§ **Problem to solve**
Quote the passage on philosophy and the origin of the universe in full, word for word.

§ **Document text**
· · · ·
The "truth" of all traditions of human enlightenment (all philosophies and religions since mythic shamanism) -- what they are about and what they do -- can now be formulated preliminarily. Philosophies (and the Yahweh of the Israelite religiousness and Christian God in an obscure and indirect way) are attempts to recall the truth of the universe, i.e. its origin and its (non-)existence, (1) through the memory of the first law of thermodynamics, (2) with varying degrees of clarity and differentiatedness, (3) on the synchronic plane of logic, and (4) in the functional perspective of the ancient humankind. The clearer the philosophy is in its anamnesis of the law of Conservation, the more backward in time it is able to go in re-capturing the pristine state of the universe. The Ionian physicists remember the first law as the substratum behind the becoming of the cosmos, and here they correspond to the original undifferentiated or not-yet differentiated radiation-soup of the Big Bang. Anaximander has further clarified or differentiated this "original pool". Parmenides has reached the singularity of the Big Bang. The Buddhists have comprehended once and for all the essence of the universe as non-existence, of Being as non-Being. Philosophy is the recapitulation of the diachronicity of the origin of the universe on the synchronic plane of Logos: a translation of Nacheinder into Nebeneinder.
· · · ·
Layout annotation data:
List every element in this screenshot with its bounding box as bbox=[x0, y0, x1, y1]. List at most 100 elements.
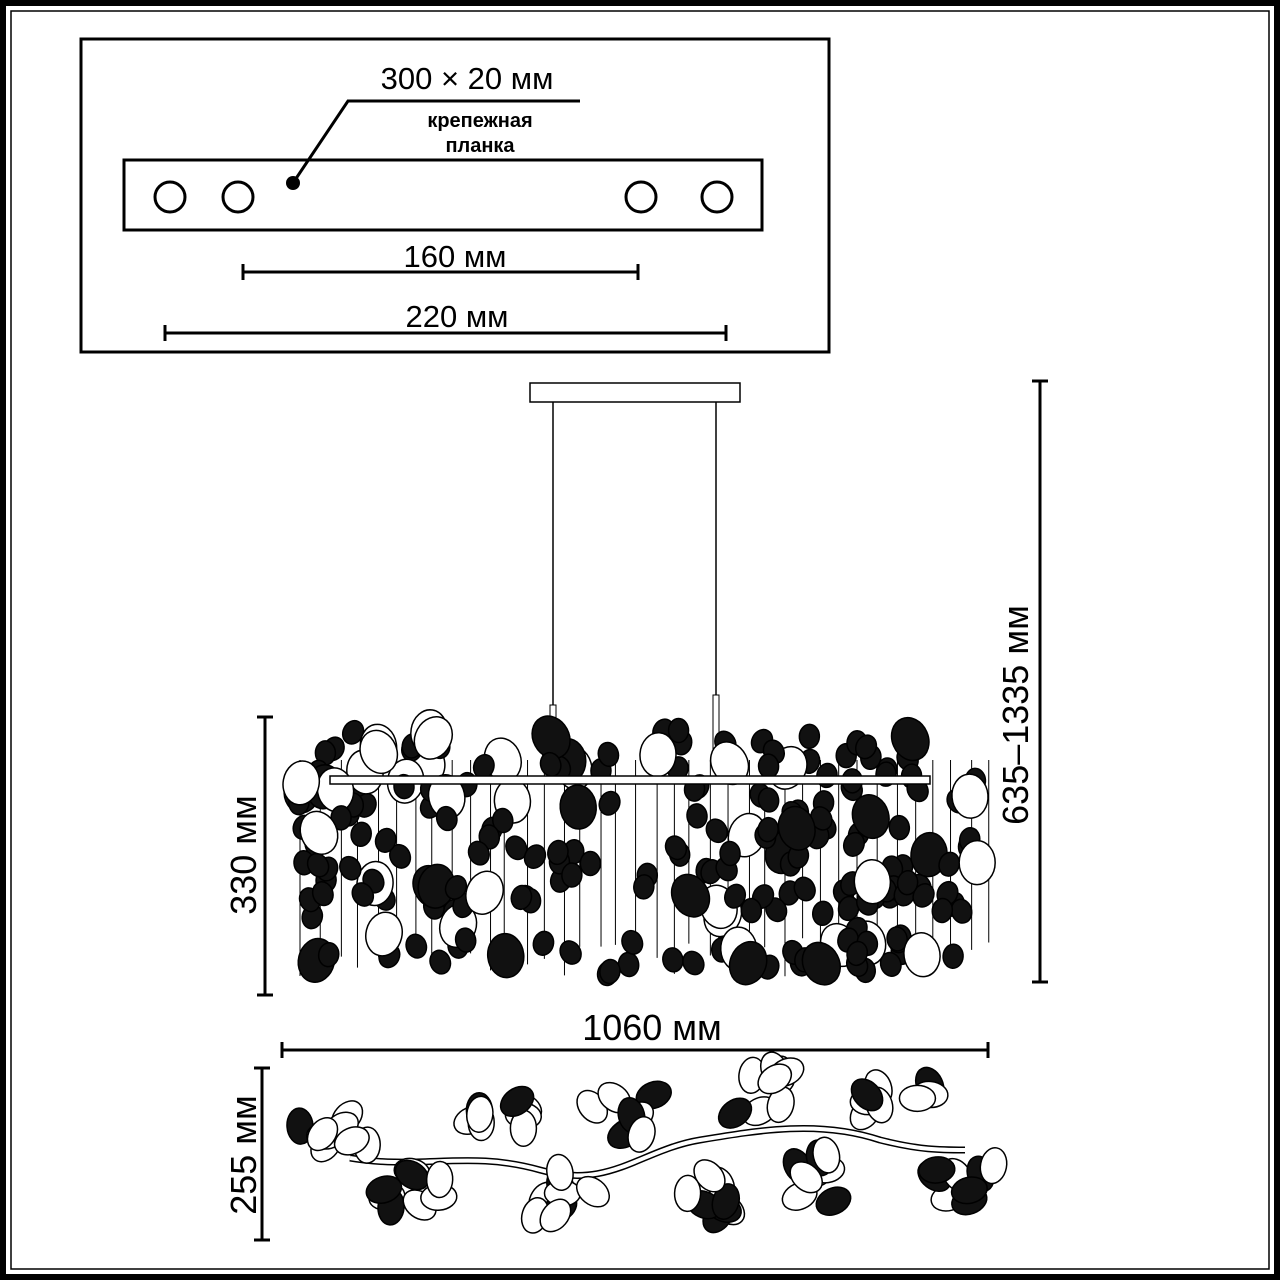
crystal-disc bbox=[851, 794, 890, 840]
crystal-disc bbox=[801, 941, 842, 986]
crystal-disc bbox=[853, 858, 892, 905]
crystal-disc bbox=[717, 1097, 753, 1129]
crystal-disc bbox=[505, 835, 528, 861]
body-height-label: 330 мм bbox=[223, 795, 264, 915]
crystal-disc bbox=[311, 881, 334, 907]
crystal-disc bbox=[705, 818, 728, 844]
depth-label: 255 мм bbox=[223, 1095, 264, 1215]
crystal-disc bbox=[306, 1117, 339, 1152]
crystal-disc bbox=[888, 814, 911, 841]
leader-line bbox=[291, 99, 580, 184]
crystal-disc bbox=[811, 900, 834, 927]
crystal-disc bbox=[317, 942, 340, 968]
plate-name-line2: планка bbox=[445, 135, 515, 157]
mounting-hole bbox=[221, 180, 255, 214]
crystal-disc bbox=[812, 1136, 841, 1174]
crystal-disc bbox=[896, 869, 919, 896]
crystal-disc bbox=[664, 835, 688, 861]
crystal-disc bbox=[492, 807, 514, 834]
crystal-disc bbox=[879, 951, 902, 977]
dim-height: 635–1335 мм bbox=[995, 379, 1048, 984]
mounting-hole bbox=[700, 180, 734, 214]
dim-width: 1060 мм bbox=[280, 1007, 990, 1058]
crystal-disc bbox=[789, 1161, 823, 1194]
chandelier-body bbox=[282, 709, 996, 987]
plate-size-label: 300 × 20 мм bbox=[381, 61, 554, 96]
crystal-disc bbox=[531, 715, 571, 760]
crystal-disc bbox=[711, 1183, 741, 1220]
crystal-disc bbox=[299, 810, 339, 855]
crystal-disc bbox=[374, 827, 397, 853]
top-view bbox=[286, 1051, 1008, 1234]
dim-160-label: 160 мм bbox=[404, 239, 507, 274]
crystal-disc bbox=[389, 843, 412, 869]
crystal-disc bbox=[903, 932, 941, 978]
crystal-disc bbox=[429, 949, 452, 975]
dim-220-label: 220 мм bbox=[406, 299, 509, 334]
crystal-disc bbox=[842, 831, 865, 857]
crystal-disc bbox=[333, 1126, 370, 1156]
crystal-disc bbox=[486, 932, 525, 979]
crystal-disc bbox=[931, 897, 954, 924]
mounting-hole bbox=[624, 180, 658, 214]
crystal-disc bbox=[815, 1186, 852, 1216]
crystal-disc bbox=[918, 1156, 956, 1184]
side-view bbox=[282, 382, 996, 987]
crystal-disc bbox=[719, 840, 741, 867]
crystal-disc bbox=[979, 1147, 1008, 1185]
crystal-disc bbox=[890, 716, 930, 762]
crystal-disc bbox=[478, 824, 501, 850]
crystal-disc bbox=[575, 1175, 610, 1208]
crystal-disc bbox=[465, 870, 504, 915]
crystal-disc bbox=[898, 1084, 937, 1113]
leader-dot bbox=[286, 176, 300, 190]
crystal-disc bbox=[757, 753, 780, 779]
crystal-disc bbox=[454, 927, 477, 953]
crystal-disc bbox=[627, 1116, 656, 1153]
chandelier-top-discs bbox=[286, 1051, 1008, 1234]
crystal-disc bbox=[854, 734, 878, 760]
crystal-disc bbox=[793, 876, 816, 902]
crystal-disc bbox=[359, 729, 399, 775]
crystal-disc bbox=[798, 723, 821, 750]
crystal-disc bbox=[546, 1153, 574, 1191]
crystal-disc bbox=[282, 760, 321, 806]
crystal-disc bbox=[510, 884, 533, 911]
crystal-disc bbox=[405, 933, 428, 959]
frame-wave-inner bbox=[349, 1126, 966, 1178]
crystal-disc bbox=[425, 1160, 454, 1199]
crystal-disc bbox=[561, 862, 583, 888]
crystal-disc bbox=[686, 803, 708, 829]
crystal-disc bbox=[633, 874, 655, 900]
crystal-disc bbox=[350, 821, 372, 848]
chandelier-frame-bar bbox=[329, 775, 931, 785]
crystal-disc bbox=[724, 883, 747, 909]
height-range-label: 635–1335 мм bbox=[995, 605, 1036, 825]
crystal-disc bbox=[351, 882, 375, 907]
crystal-disc bbox=[670, 873, 711, 918]
ceiling-canopy bbox=[529, 382, 741, 403]
dim-220: 220 мм bbox=[163, 299, 728, 341]
crystal-disc bbox=[499, 1085, 535, 1118]
mounting-hole bbox=[153, 180, 187, 214]
mounting-plate bbox=[122, 158, 764, 232]
crystal-disc bbox=[547, 839, 569, 866]
crystal-disc bbox=[532, 930, 555, 956]
crystal-disc bbox=[413, 716, 454, 760]
crystal-disc bbox=[523, 844, 547, 869]
crystal-disc bbox=[958, 839, 996, 886]
width-label: 1060 мм bbox=[582, 1007, 722, 1048]
crystal-disc bbox=[942, 943, 964, 970]
crystal-disc bbox=[597, 741, 620, 768]
crystal-disc bbox=[757, 1063, 793, 1095]
crystal-disc bbox=[777, 805, 816, 851]
crystal-disc bbox=[757, 816, 779, 843]
dim-depth: 255 мм bbox=[223, 1066, 270, 1242]
crystal-disc bbox=[365, 911, 403, 957]
plate-name-line1: крепежная bbox=[427, 110, 532, 132]
crystal-disc bbox=[435, 805, 458, 832]
mounting-plate-detail: 300 × 20 мм крепежная планка 160 мм 220 … bbox=[79, 37, 831, 354]
crystal-disc bbox=[837, 895, 860, 922]
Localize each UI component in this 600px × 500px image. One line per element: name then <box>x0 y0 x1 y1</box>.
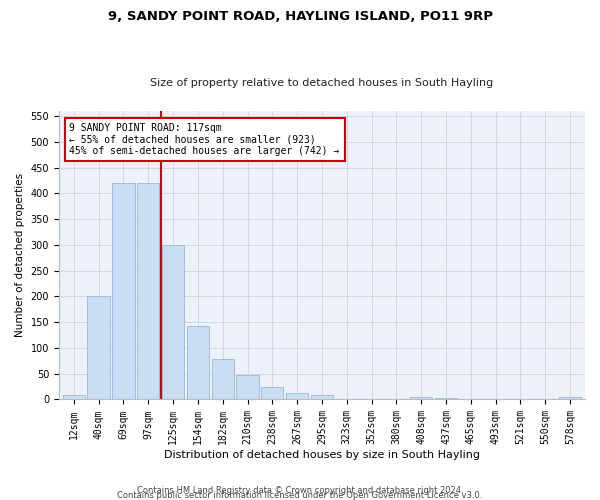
Bar <box>162 245 184 400</box>
Text: 9 SANDY POINT ROAD: 117sqm
← 55% of detached houses are smaller (923)
45% of sem: 9 SANDY POINT ROAD: 117sqm ← 55% of deta… <box>70 122 340 156</box>
Bar <box>435 398 457 400</box>
Bar <box>261 386 283 400</box>
Bar <box>286 394 308 400</box>
Y-axis label: Number of detached properties: Number of detached properties <box>15 173 25 338</box>
Bar <box>88 296 110 400</box>
Bar <box>410 397 433 400</box>
Bar <box>187 326 209 400</box>
Text: 9, SANDY POINT ROAD, HAYLING ISLAND, PO11 9RP: 9, SANDY POINT ROAD, HAYLING ISLAND, PO1… <box>107 10 493 23</box>
Bar <box>62 396 85 400</box>
Bar <box>112 183 134 400</box>
Bar <box>311 396 333 400</box>
Text: Contains public sector information licensed under the Open Government Licence v3: Contains public sector information licen… <box>118 490 482 500</box>
Bar <box>137 183 160 400</box>
Bar <box>212 360 234 400</box>
Text: Contains HM Land Registry data © Crown copyright and database right 2024.: Contains HM Land Registry data © Crown c… <box>137 486 463 495</box>
Bar <box>559 398 581 400</box>
X-axis label: Distribution of detached houses by size in South Hayling: Distribution of detached houses by size … <box>164 450 480 460</box>
Title: Size of property relative to detached houses in South Hayling: Size of property relative to detached ho… <box>151 78 494 88</box>
Bar <box>236 376 259 400</box>
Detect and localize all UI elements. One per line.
· · · ·
§ **Task output**
The "truth" of all traditions of human enlightenment (all philosophies and religions since mythic shamanism) -- what they are about and what they do -- can now be formulated preliminarily. Philosophies (and the Yahweh of the Israelite religiousness and Christian God in an obscure and indirect way) are attempts to recall the truth of the universe, i.e. its origin and its (non-)existence, (1) through the memory of the first law of thermodynamics, (2) with varying degrees of clarity and differentiatedness, (3) on the synchronic plane of logic, and (4) in the functional perspective of the ancient humankind. The clearer the philosophy is in its anamnesis of the law of Conservation, the more backward in time it is able to go in re-capturing the pristine state of the universe. The Ionian physicists remember the first law as the substratum behind the becoming of the cosmos, and here they correspond to the original undifferentiated or not-yet differentiated radiation-soup of the Big Bang. Anaximander has further clarified or differentiated this "original pool". Parmenides has reached the singularity of the Big Bang. The Buddhists have comprehended once and for all the essence of the universe as non-existence, of Being as non-Being. Philosophy is the recapitulation of the diachronicity of the origin of the universe on the synchronic plane of Logos: a translation of Nacheinder into Nebeneinder.